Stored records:
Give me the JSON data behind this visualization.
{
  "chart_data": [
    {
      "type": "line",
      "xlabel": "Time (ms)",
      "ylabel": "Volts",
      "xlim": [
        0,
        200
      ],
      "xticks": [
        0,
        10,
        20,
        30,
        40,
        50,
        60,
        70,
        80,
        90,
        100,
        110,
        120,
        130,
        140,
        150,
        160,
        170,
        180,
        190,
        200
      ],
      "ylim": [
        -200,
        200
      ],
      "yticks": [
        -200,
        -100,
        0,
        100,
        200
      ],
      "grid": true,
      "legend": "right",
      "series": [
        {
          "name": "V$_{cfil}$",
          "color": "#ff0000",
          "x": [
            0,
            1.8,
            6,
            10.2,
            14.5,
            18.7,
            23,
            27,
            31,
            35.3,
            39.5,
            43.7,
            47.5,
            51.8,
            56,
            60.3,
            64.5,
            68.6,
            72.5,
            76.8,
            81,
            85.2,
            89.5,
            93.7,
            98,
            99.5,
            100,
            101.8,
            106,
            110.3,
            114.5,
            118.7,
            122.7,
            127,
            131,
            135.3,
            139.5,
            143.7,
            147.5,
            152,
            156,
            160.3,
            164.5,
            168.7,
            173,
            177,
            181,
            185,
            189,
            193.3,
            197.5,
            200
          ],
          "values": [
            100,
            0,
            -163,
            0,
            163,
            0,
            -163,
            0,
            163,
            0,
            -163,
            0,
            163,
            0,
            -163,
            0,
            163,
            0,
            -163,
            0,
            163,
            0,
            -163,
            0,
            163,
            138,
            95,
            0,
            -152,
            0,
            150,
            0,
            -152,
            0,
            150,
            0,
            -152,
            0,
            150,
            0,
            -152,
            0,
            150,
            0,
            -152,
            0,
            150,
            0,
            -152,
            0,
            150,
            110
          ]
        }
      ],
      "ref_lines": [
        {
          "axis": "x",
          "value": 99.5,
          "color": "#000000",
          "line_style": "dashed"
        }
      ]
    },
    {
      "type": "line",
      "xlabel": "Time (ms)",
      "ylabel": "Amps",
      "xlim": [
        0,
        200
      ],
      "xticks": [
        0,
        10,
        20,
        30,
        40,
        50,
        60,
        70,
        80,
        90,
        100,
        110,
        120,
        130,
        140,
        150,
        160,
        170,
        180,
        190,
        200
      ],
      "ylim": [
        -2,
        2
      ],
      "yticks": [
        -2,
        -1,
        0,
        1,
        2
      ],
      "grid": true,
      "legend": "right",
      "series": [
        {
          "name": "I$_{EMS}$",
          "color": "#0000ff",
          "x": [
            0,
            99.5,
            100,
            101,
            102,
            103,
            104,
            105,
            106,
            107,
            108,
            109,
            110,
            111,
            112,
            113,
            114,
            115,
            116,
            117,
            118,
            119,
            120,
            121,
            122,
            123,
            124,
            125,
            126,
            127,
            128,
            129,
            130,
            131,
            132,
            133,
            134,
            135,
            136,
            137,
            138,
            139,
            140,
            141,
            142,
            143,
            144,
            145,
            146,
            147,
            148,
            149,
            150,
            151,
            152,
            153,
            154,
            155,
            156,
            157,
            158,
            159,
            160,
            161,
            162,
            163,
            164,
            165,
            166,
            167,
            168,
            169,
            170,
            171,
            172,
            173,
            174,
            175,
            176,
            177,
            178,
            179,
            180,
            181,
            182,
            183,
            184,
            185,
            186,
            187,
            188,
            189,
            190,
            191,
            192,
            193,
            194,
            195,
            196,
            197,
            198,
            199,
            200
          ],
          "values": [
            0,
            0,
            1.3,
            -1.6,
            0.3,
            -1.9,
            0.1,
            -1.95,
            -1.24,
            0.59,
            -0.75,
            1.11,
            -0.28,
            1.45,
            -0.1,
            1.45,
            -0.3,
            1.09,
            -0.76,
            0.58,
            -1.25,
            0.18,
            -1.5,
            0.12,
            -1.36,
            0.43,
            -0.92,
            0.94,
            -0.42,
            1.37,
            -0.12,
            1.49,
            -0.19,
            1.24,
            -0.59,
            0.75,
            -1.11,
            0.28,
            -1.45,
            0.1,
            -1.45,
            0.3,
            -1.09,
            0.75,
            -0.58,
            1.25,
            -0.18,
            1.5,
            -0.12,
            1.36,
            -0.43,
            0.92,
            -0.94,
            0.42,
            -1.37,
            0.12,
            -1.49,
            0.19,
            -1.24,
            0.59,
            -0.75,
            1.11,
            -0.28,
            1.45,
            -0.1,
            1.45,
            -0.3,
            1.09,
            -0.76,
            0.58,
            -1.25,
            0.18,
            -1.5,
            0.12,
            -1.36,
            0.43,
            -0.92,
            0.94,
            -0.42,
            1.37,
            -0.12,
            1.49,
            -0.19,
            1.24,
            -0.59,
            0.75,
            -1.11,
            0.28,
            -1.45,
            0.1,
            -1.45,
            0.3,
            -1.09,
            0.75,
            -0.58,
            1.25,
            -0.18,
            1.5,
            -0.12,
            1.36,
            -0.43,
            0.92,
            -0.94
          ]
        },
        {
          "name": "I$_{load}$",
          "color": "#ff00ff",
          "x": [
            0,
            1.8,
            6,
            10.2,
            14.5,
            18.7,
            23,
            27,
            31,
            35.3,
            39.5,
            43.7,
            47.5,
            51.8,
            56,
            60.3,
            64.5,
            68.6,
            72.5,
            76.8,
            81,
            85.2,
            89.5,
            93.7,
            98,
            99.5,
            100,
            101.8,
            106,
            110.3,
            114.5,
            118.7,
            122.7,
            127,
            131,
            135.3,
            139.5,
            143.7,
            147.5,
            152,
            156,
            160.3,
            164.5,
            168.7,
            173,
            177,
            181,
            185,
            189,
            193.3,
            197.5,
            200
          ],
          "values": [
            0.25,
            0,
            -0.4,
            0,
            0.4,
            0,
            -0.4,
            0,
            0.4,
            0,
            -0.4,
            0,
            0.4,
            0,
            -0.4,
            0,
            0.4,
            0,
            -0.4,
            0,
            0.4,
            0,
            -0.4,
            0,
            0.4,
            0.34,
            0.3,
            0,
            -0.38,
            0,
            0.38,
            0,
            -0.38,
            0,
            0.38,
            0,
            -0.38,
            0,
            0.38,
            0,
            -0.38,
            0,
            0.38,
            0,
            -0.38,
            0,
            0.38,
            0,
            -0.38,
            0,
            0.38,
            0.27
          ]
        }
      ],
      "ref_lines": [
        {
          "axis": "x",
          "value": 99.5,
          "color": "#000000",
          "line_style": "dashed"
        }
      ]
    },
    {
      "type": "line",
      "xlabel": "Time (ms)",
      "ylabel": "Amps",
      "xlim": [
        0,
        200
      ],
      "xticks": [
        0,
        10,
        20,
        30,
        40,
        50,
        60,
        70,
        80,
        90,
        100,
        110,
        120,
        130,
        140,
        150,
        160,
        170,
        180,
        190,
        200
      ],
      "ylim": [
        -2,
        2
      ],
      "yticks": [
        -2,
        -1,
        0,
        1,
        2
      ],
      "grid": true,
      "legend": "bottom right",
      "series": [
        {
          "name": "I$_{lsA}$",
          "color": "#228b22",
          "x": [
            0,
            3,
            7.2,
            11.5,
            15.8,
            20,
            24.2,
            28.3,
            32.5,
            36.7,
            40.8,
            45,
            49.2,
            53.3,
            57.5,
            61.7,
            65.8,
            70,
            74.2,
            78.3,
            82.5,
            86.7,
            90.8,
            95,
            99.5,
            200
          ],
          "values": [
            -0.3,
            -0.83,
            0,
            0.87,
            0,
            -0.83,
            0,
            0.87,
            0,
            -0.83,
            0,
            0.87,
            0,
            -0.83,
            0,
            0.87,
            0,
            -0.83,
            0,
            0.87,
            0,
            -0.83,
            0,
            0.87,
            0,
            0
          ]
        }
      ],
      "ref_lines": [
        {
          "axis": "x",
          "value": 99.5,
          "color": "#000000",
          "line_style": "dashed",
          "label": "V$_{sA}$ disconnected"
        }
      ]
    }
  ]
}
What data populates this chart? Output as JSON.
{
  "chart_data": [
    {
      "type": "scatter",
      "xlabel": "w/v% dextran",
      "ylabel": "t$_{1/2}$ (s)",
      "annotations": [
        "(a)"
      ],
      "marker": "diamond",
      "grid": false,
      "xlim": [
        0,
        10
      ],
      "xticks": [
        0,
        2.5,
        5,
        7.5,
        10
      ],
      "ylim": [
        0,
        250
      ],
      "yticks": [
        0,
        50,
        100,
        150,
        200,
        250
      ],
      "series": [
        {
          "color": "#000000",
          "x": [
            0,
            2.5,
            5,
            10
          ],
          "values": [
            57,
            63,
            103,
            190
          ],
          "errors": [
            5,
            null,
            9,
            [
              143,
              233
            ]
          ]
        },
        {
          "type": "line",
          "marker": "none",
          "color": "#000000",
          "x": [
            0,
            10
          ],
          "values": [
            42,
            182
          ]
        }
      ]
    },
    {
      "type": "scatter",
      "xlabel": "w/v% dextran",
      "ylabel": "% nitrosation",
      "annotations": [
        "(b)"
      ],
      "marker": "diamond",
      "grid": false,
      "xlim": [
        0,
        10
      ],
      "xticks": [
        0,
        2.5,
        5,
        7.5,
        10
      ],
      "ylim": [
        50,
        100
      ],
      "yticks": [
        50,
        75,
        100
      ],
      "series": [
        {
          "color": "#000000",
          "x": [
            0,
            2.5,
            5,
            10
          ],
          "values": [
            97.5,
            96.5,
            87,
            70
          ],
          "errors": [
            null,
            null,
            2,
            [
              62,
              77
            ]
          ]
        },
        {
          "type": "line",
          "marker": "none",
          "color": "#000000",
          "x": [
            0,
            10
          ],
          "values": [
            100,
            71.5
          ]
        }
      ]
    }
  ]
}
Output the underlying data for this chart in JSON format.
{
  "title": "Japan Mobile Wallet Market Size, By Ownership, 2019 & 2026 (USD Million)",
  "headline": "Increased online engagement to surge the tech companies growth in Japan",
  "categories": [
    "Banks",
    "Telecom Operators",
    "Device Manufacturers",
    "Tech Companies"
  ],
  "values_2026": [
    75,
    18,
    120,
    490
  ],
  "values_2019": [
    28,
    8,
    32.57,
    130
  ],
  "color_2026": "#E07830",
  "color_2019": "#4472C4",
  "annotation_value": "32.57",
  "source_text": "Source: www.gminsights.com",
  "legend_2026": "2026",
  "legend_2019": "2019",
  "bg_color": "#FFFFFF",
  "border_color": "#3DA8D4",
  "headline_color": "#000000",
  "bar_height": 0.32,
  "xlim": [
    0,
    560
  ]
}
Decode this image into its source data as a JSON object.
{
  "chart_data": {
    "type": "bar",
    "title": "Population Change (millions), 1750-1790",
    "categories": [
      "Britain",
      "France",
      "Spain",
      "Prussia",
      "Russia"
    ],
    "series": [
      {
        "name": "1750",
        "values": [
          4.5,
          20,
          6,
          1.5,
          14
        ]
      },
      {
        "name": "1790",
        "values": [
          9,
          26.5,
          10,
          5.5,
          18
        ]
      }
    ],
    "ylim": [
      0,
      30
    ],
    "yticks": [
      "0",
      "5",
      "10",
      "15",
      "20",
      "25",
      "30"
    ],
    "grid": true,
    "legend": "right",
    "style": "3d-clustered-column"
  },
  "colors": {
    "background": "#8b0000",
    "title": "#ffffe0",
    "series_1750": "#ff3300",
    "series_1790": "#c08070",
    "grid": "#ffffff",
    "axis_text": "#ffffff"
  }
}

> _DESCRIPTION OF THE TASK_
Set down, word for word, every line from the line that holds "Decode this image" to the end of the entries above, including both ends.

> _RESULT_
Decode this image into its source data as a JSON object.
{
  "chart_data": {
    "type": "bar",
    "title": "Population Change (millions), 1750-1790",
    "categories": [
      "Britain",
      "France",
      "Spain",
      "Prussia",
      "Russia"
    ],
    "series": [
      {
        "name": "1750",
        "values": [
          4.5,
          20,
          6,
          1.5,
          14
        ]
      },
      {
        "name": "1790",
        "values": [
          9,
          26.5,
          10,
          5.5,
          18
        ]
      }
    ],
    "ylim": [
      0,
      30
    ],
    "yticks": [
      "0",
      "5",
      "10",
      "15",
      "20",
      "25",
      "30"
    ],
    "grid": true,
    "legend": "right",
    "style": "3d-clustered-column"
  },
  "colors": {
    "background": "#8b0000",
    "title": "#ffffe0",
    "series_1750": "#ff3300",
    "series_1790": "#c08070",
    "grid": "#ffffff",
    "axis_text": "#ffffff"
  }
}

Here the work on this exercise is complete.